WHAT IS BEING ASKED |
Find every line in the records that holds the string "orgány". Copy each one.

begin

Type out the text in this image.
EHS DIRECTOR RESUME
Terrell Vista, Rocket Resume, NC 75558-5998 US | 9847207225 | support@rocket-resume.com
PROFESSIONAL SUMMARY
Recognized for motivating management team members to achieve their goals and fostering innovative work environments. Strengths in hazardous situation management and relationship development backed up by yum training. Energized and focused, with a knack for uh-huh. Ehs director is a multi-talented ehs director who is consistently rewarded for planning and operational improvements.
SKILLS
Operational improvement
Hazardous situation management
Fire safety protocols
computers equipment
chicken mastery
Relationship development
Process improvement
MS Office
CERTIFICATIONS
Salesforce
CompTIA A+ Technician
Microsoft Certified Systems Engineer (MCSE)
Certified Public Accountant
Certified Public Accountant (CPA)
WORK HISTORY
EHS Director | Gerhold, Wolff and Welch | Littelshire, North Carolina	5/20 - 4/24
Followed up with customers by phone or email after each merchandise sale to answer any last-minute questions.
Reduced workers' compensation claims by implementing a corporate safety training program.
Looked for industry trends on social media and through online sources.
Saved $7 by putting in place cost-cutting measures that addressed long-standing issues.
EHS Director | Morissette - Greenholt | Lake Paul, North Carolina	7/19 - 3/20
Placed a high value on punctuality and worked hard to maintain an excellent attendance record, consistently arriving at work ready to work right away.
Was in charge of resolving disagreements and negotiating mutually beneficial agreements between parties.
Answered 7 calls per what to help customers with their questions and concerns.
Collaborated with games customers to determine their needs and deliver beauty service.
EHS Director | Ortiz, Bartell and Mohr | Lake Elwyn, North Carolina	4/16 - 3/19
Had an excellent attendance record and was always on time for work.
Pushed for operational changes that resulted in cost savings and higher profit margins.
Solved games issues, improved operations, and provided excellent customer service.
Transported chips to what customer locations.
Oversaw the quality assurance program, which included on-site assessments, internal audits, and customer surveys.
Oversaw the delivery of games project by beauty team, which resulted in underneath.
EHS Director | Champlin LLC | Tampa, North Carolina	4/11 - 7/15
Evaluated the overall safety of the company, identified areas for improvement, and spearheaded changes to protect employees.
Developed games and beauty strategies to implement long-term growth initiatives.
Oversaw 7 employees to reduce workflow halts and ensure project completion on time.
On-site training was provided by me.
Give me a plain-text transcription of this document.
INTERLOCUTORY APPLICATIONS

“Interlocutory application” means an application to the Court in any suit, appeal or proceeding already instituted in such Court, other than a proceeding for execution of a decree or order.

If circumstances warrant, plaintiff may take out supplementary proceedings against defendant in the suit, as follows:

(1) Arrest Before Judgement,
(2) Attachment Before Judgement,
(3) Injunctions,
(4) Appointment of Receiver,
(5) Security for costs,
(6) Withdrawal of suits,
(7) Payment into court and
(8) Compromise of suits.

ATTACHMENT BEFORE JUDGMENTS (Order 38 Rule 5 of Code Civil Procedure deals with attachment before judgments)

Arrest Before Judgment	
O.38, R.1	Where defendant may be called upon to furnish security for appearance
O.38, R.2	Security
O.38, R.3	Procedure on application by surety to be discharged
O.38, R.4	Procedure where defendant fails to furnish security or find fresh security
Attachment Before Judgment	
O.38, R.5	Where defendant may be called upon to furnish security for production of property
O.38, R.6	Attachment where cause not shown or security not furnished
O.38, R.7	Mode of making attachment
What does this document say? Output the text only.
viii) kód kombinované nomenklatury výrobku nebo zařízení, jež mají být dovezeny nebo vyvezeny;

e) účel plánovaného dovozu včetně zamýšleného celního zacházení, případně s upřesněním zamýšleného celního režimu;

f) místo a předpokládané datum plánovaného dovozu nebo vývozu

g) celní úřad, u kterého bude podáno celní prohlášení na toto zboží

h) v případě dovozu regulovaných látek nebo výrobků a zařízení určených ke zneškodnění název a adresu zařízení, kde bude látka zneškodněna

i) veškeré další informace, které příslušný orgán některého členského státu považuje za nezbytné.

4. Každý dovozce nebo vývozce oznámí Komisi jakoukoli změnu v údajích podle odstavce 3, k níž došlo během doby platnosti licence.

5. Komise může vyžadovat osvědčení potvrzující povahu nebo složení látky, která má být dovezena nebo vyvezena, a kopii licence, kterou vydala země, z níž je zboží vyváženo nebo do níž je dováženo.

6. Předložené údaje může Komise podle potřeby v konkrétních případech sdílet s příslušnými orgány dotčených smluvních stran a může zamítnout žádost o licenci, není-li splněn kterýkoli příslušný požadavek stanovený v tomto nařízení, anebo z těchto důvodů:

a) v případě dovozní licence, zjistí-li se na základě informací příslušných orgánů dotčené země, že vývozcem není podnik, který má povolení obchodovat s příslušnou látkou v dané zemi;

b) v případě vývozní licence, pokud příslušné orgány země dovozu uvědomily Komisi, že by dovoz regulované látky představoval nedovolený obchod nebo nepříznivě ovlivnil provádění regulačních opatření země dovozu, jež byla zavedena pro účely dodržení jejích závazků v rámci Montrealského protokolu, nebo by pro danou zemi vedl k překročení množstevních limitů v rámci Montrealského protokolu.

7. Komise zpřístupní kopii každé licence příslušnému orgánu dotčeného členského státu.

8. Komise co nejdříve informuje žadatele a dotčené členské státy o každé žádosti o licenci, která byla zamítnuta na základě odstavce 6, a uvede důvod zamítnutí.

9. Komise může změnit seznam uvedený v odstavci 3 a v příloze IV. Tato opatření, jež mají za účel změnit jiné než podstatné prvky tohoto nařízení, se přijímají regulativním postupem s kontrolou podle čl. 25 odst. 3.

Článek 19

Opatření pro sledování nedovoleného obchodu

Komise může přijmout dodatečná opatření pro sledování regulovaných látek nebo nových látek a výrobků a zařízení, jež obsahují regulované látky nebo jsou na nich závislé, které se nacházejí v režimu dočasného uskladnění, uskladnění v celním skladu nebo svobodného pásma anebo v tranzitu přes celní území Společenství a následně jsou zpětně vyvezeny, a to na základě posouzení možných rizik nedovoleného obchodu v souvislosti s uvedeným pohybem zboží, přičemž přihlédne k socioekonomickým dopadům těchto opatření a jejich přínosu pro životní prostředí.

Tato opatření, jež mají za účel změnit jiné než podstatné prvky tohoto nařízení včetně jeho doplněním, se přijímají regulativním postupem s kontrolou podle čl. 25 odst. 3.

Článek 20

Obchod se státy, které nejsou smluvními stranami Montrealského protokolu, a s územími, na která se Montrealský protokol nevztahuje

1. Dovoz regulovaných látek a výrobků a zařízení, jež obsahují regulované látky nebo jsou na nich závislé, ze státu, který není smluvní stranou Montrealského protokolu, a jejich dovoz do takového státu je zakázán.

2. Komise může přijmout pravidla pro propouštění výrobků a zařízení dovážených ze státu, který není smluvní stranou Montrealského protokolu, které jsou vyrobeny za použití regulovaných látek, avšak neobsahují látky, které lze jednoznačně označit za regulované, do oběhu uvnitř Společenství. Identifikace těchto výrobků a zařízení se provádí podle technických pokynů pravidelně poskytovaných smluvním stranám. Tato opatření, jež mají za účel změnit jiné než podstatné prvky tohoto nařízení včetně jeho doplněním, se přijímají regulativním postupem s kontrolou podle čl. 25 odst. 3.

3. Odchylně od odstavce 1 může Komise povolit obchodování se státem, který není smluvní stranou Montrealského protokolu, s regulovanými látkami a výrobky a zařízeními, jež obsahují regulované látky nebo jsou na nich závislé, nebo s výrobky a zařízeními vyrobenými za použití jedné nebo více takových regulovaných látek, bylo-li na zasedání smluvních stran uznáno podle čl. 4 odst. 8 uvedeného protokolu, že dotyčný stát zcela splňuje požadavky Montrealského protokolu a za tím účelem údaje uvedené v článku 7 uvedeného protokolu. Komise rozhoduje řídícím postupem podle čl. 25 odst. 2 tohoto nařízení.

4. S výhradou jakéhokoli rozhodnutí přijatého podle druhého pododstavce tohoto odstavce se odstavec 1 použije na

end

RESPONSE TO THE EXERCISE |
6. Předložené údaje může Komise podle potřeby v konkrétních případech sdílet s příslušnými orgány dotčených smluvních stran a může zamítnout žádost o licenci, není-li splněn kterýkoli příslušný požadavek stanovený v tomto nařízení, anebo z těchto důvodů:
b) v případě vývozní licence, pokud příslušné orgány země dovozu uvědomily Komisi, že by dovoz regulované látky představoval nedovolený obchod nebo nepříznivě ovlivnil provádění regulačních opatření země dovozu, jež byla zavedena pro účely dodržení jejích závazků v rámci Montrealského protokolu, nebo by pro danou zemi vedl k překročení množstevních limitů v rámci Montrealského protokolu.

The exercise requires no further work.